GIVEN INFORMATION -

— Start —

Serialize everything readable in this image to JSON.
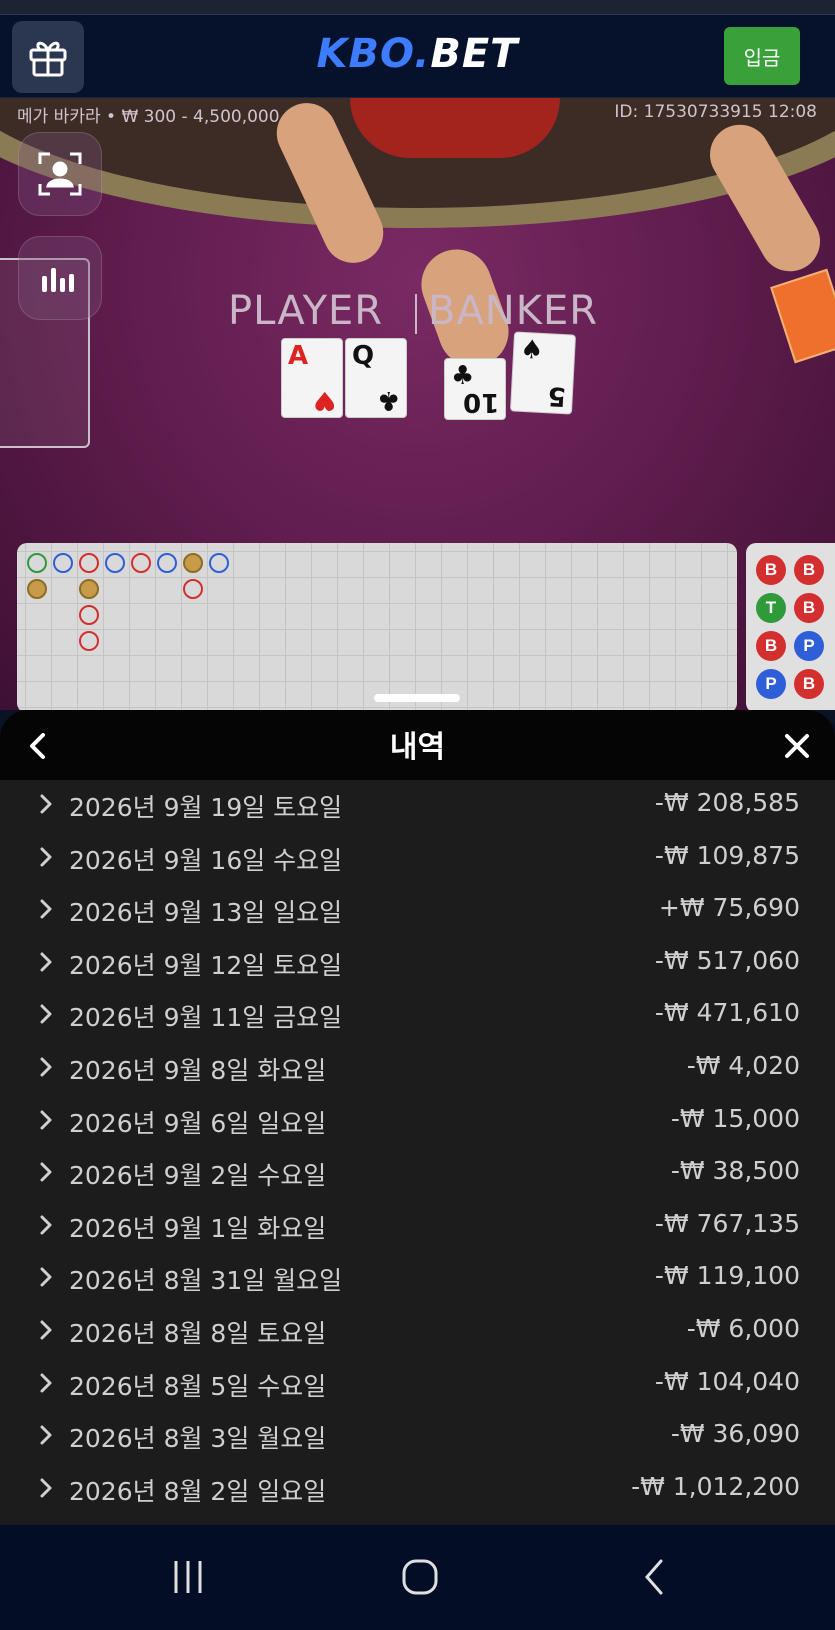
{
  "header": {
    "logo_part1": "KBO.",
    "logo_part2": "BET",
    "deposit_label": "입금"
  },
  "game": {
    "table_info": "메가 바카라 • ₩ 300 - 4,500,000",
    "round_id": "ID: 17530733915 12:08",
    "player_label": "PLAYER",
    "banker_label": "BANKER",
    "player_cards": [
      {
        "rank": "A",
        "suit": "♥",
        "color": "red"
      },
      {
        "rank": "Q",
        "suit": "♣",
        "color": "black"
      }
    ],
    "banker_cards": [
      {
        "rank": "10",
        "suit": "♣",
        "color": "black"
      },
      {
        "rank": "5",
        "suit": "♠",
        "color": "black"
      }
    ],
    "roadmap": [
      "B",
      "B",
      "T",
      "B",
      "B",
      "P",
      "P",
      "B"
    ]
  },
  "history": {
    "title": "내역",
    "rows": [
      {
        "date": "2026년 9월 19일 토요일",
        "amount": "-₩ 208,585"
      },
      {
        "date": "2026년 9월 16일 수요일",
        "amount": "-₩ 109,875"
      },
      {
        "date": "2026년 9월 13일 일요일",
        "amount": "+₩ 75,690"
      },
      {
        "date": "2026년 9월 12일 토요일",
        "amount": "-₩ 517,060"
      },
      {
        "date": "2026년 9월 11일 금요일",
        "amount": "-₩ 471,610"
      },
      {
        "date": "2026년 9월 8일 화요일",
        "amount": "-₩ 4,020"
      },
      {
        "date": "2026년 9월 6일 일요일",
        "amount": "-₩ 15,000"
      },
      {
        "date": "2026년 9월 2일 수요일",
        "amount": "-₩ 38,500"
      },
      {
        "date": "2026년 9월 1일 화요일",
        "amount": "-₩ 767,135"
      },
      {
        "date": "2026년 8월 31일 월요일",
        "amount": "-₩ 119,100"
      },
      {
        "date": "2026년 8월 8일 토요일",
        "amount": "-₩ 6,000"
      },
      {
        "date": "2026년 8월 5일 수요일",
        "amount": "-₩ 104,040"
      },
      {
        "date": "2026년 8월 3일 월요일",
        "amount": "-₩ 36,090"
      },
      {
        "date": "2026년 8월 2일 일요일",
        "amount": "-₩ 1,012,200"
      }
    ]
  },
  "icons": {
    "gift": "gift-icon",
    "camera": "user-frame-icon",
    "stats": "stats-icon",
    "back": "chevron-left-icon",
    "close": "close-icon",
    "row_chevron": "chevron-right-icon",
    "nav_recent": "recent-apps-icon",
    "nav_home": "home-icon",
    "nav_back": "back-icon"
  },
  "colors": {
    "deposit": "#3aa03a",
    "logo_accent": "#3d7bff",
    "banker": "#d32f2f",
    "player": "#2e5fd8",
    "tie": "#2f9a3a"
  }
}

— End —
— Start —

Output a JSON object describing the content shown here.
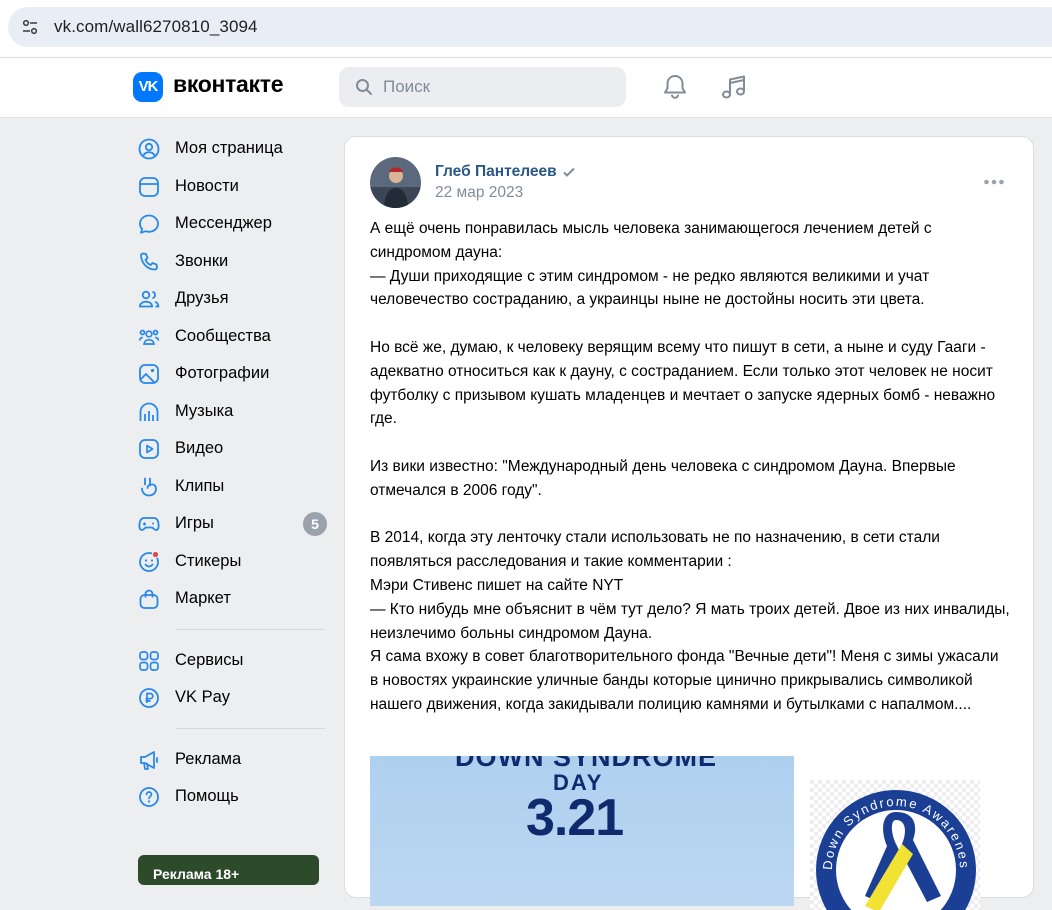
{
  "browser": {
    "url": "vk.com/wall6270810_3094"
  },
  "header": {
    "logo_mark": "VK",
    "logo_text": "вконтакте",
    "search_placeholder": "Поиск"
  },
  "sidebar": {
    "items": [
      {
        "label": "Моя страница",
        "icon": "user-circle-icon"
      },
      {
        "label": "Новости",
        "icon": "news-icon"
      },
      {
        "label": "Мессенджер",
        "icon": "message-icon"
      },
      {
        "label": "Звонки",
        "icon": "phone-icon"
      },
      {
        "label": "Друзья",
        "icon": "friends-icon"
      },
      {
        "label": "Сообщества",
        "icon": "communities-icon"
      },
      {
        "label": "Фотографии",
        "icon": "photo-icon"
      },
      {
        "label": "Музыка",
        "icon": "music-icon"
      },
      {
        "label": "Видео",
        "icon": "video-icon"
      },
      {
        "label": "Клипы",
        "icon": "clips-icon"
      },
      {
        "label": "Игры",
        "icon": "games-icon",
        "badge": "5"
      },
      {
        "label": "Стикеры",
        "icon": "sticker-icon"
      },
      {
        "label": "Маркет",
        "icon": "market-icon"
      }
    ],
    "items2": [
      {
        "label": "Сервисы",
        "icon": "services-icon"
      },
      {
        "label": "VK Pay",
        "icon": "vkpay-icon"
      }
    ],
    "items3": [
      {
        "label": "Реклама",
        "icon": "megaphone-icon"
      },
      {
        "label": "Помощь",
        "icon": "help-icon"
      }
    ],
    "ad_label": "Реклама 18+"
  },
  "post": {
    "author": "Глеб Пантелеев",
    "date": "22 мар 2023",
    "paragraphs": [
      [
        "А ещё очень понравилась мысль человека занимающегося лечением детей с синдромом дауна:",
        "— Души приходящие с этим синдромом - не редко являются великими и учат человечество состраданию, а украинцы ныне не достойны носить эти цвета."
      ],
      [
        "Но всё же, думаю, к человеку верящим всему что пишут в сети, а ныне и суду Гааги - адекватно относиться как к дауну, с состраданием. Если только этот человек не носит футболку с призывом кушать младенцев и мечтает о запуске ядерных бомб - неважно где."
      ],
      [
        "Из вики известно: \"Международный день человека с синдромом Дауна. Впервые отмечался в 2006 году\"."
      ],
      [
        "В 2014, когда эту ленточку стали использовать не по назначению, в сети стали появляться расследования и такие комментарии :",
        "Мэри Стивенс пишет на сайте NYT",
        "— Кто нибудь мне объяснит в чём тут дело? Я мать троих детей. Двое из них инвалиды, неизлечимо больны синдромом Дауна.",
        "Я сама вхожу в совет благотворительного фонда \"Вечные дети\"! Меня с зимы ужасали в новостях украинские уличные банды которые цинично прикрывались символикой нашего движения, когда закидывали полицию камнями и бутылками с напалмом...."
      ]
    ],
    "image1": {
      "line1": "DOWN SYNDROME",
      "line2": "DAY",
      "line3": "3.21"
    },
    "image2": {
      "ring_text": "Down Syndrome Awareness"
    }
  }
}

— End —

THE REQUEST - Which lines hold the word "сети"? Copy each of them from the records.

THE RESPONSE -
        "Но всё же, думаю, к человеку верящим всему что пишут в сети, а ныне и суду Гааги - адекватно относиться как к дауну, с состраданием. Если только этот человек не носит футболку с призывом кушать младенцев и мечтает о запуске ядерных бомб - неважно где."
        "В 2014, когда эту ленточку стали использовать не по назначению, в сети стали появляться расследования и такие комментарии :",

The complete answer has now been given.